◆ **What you need to do**
Write the records out again, keeping each line exactly as it is.

◆ **Information given**
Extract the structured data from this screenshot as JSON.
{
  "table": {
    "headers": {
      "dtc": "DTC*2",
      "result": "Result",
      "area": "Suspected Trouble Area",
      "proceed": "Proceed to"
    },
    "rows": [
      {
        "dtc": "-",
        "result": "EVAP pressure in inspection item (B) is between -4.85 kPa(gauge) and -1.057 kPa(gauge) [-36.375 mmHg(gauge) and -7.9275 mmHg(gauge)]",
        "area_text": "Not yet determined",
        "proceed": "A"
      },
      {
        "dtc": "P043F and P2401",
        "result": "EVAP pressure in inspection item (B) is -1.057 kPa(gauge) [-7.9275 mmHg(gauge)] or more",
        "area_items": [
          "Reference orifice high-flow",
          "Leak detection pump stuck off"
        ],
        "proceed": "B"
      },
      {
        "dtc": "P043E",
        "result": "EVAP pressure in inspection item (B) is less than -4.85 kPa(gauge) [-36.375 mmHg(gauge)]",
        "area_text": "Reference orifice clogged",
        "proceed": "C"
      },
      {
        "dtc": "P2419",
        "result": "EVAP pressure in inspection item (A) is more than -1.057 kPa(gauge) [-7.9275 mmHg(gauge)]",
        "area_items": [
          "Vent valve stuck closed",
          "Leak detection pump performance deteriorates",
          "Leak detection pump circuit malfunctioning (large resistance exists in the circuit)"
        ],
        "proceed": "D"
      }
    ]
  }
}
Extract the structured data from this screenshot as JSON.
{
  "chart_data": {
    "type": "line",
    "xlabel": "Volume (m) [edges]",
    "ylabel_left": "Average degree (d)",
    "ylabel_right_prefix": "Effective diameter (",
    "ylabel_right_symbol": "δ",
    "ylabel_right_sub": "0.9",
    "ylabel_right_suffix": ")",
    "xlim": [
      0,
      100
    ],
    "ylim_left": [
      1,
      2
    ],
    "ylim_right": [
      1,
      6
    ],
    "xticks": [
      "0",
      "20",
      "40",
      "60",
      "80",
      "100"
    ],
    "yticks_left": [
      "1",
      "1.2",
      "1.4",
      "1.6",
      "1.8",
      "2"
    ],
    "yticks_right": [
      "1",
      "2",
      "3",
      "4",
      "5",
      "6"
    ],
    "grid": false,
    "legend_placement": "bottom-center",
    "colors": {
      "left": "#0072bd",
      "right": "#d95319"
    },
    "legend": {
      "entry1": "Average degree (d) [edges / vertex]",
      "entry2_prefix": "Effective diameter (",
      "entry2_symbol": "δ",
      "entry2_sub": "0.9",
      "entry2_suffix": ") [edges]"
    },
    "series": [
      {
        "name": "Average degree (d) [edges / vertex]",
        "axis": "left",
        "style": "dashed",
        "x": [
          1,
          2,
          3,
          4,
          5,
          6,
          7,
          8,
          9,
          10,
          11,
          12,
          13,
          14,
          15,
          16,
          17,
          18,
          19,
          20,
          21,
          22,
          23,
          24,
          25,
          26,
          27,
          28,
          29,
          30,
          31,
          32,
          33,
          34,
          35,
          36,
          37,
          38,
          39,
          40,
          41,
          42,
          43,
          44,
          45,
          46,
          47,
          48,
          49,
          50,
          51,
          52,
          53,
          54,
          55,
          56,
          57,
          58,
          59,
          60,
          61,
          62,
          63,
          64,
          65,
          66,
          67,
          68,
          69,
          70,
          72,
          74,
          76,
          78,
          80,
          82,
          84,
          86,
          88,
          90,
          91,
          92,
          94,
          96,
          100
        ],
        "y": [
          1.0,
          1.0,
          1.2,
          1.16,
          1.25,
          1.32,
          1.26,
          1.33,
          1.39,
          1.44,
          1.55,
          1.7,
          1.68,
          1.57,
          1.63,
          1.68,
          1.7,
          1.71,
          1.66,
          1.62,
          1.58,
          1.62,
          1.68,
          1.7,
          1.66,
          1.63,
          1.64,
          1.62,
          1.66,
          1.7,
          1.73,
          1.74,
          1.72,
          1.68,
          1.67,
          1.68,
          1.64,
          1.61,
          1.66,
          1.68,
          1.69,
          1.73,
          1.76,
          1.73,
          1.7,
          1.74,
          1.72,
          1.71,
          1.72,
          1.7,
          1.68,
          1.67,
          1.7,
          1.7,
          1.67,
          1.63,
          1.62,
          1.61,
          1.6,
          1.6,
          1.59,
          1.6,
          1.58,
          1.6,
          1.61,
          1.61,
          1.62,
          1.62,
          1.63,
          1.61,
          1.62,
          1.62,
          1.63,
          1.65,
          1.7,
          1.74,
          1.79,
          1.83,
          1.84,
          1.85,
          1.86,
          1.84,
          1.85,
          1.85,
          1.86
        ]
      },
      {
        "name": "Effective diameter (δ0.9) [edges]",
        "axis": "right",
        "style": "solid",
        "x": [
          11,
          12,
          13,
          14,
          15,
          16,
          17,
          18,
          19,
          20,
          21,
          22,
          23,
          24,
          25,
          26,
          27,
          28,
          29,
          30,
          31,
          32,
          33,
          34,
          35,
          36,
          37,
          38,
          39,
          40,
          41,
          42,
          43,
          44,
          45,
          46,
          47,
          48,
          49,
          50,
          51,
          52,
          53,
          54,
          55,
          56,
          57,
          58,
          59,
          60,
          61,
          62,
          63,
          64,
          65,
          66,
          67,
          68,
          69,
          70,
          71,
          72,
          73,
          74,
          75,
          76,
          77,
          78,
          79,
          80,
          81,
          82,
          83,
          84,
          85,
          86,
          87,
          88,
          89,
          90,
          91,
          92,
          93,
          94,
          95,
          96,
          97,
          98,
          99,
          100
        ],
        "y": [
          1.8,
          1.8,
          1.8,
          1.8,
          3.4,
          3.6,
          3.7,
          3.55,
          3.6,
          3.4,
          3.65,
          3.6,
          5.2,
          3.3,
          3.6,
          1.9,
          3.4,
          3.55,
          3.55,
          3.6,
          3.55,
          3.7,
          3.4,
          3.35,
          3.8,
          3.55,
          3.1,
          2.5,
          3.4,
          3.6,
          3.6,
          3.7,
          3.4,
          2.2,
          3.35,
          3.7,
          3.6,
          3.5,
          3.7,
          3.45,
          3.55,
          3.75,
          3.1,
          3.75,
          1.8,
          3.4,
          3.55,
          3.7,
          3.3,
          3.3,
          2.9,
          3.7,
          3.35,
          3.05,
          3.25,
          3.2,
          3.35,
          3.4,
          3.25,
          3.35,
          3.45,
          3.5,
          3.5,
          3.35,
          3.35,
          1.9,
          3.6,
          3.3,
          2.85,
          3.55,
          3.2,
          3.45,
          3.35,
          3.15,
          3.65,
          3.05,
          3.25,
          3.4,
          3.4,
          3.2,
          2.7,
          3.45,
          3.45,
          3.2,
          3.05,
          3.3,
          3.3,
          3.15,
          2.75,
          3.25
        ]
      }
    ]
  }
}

◆ **Complete answer**
Extract the structured data from this screenshot as JSON.
{
  "table": {
    "headers": {
      "dtc": "DTC*2",
      "result": "Result",
      "area": "Suspected Trouble Area",
      "proceed": "Proceed to"
    },
    "rows": [
      {
        "dtc": "-",
        "result": "EVAP pressure in inspection item (B) is between -4.85 kPa(gauge) and -1.057 kPa(gauge) [-36.375 mmHg(gauge) and -7.9275 mmHg(gauge)]",
        "area_text": "Not yet determined",
        "proceed": "A"
      },
      {
        "dtc": "P043F and P2401",
        "result": "EVAP pressure in inspection item (B) is -1.057 kPa(gauge) [-7.9275 mmHg(gauge)] or more",
        "area_items": [
          "Reference orifice high-flow",
          "Leak detection pump stuck off"
        ],
        "proceed": "B"
      },
      {
        "dtc": "P043E",
        "result": "EVAP pressure in inspection item (B) is less than -4.85 kPa(gauge) [-36.375 mmHg(gauge)]",
        "area_text": "Reference orifice clogged",
        "proceed": "C"
      },
      {
        "dtc": "P2419",
        "result": "EVAP pressure in inspection item (A) is more than -1.057 kPa(gauge) [-7.9275 mmHg(gauge)]",
        "area_items": [
          "Vent valve stuck closed",
          "Leak detection pump performance deteriorates",
          "Leak detection pump circuit malfunctioning (large resistance exists in the circuit)"
        ],
        "proceed": "D"
      }
    ]
  }
}
Extract the structured data from this screenshot as JSON.
{
  "chart_data": {
    "type": "line",
    "xlabel": "Volume (m) [edges]",
    "ylabel_left": "Average degree (d)",
    "ylabel_right_prefix": "Effective diameter (",
    "ylabel_right_symbol": "δ",
    "ylabel_right_sub": "0.9",
    "ylabel_right_suffix": ")",
    "xlim": [
      0,
      100
    ],
    "ylim_left": [
      1,
      2
    ],
    "ylim_right": [
      1,
      6
    ],
    "xticks": [
      "0",
      "20",
      "40",
      "60",
      "80",
      "100"
    ],
    "yticks_left": [
      "1",
      "1.2",
      "1.4",
      "1.6",
      "1.8",
      "2"
    ],
    "yticks_right": [
      "1",
      "2",
      "3",
      "4",
      "5",
      "6"
    ],
    "grid": false,
    "legend_placement": "bottom-center",
    "colors": {
      "left": "#0072bd",
      "right": "#d95319"
    },
    "legend": {
      "entry1": "Average degree (d) [edges / vertex]",
      "entry2_prefix": "Effective diameter (",
      "entry2_symbol": "δ",
      "entry2_sub": "0.9",
      "entry2_suffix": ") [edges]"
    },
    "series": [
      {
        "name": "Average degree (d) [edges / vertex]",
        "axis": "left",
        "style": "dashed",
        "x": [
          1,
          2,
          3,
          4,
          5,
          6,
          7,
          8,
          9,
          10,
          11,
          12,
          13,
          14,
          15,
          16,
          17,
          18,
          19,
          20,
          21,
          22,
          23,
          24,
          25,
          26,
          27,
          28,
          29,
          30,
          31,
          32,
          33,
          34,
          35,
          36,
          37,
          38,
          39,
          40,
          41,
          42,
          43,
          44,
          45,
          46,
          47,
          48,
          49,
          50,
          51,
          52,
          53,
          54,
          55,
          56,
          57,
          58,
          59,
          60,
          61,
          62,
          63,
          64,
          65,
          66,
          67,
          68,
          69,
          70,
          72,
          74,
          76,
          78,
          80,
          82,
          84,
          86,
          88,
          90,
          91,
          92,
          94,
          96,
          100
        ],
        "y": [
          1.0,
          1.0,
          1.2,
          1.16,
          1.25,
          1.32,
          1.26,
          1.33,
          1.39,
          1.44,
          1.55,
          1.7,
          1.68,
          1.57,
          1.63,
          1.68,
          1.7,
          1.71,
          1.66,
          1.62,
          1.58,
          1.62,
          1.68,
          1.7,
          1.66,
          1.63,
          1.64,
          1.62,
          1.66,
          1.7,
          1.73,
          1.74,
          1.72,
          1.68,
          1.67,
          1.68,
          1.64,
          1.61,
          1.66,
          1.68,
          1.69,
          1.73,
          1.76,
          1.73,
          1.7,
          1.74,
          1.72,
          1.71,
          1.72,
          1.7,
          1.68,
          1.67,
          1.7,
          1.7,
          1.67,
          1.63,
          1.62,
          1.61,
          1.6,
          1.6,
          1.59,
          1.6,
          1.58,
          1.6,
          1.61,
          1.61,
          1.62,
          1.62,
          1.63,
          1.61,
          1.62,
          1.62,
          1.63,
          1.65,
          1.7,
          1.74,
          1.79,
          1.83,
          1.84,
          1.85,
          1.86,
          1.84,
          1.85,
          1.85,
          1.86
        ]
      },
      {
        "name": "Effective diameter (δ0.9) [edges]",
        "axis": "right",
        "style": "solid",
        "x": [
          11,
          12,
          13,
          14,
          15,
          16,
          17,
          18,
          19,
          20,
          21,
          22,
          23,
          24,
          25,
          26,
          27,
          28,
          29,
          30,
          31,
          32,
          33,
          34,
          35,
          36,
          37,
          38,
          39,
          40,
          41,
          42,
          43,
          44,
          45,
          46,
          47,
          48,
          49,
          50,
          51,
          52,
          53,
          54,
          55,
          56,
          57,
          58,
          59,
          60,
          61,
          62,
          63,
          64,
          65,
          66,
          67,
          68,
          69,
          70,
          71,
          72,
          73,
          74,
          75,
          76,
          77,
          78,
          79,
          80,
          81,
          82,
          83,
          84,
          85,
          86,
          87,
          88,
          89,
          90,
          91,
          92,
          93,
          94,
          95,
          96,
          97,
          98,
          99,
          100
        ],
        "y": [
          1.8,
          1.8,
          1.8,
          1.8,
          3.4,
          3.6,
          3.7,
          3.55,
          3.6,
          3.4,
          3.65,
          3.6,
          5.2,
          3.3,
          3.6,
          1.9,
          3.4,
          3.55,
          3.55,
          3.6,
          3.55,
          3.7,
          3.4,
          3.35,
          3.8,
          3.55,
          3.1,
          2.5,
          3.4,
          3.6,
          3.6,
          3.7,
          3.4,
          2.2,
          3.35,
          3.7,
          3.6,
          3.5,
          3.7,
          3.45,
          3.55,
          3.75,
          3.1,
          3.75,
          1.8,
          3.4,
          3.55,
          3.7,
          3.3,
          3.3,
          2.9,
          3.7,
          3.35,
          3.05,
          3.25,
          3.2,
          3.35,
          3.4,
          3.25,
          3.35,
          3.45,
          3.5,
          3.5,
          3.35,
          3.35,
          1.9,
          3.6,
          3.3,
          2.85,
          3.55,
          3.2,
          3.45,
          3.35,
          3.15,
          3.65,
          3.05,
          3.25,
          3.4,
          3.4,
          3.2,
          2.7,
          3.45,
          3.45,
          3.2,
          3.05,
          3.3,
          3.3,
          3.15,
          2.75,
          3.25
        ]
      }
    ]
  }
}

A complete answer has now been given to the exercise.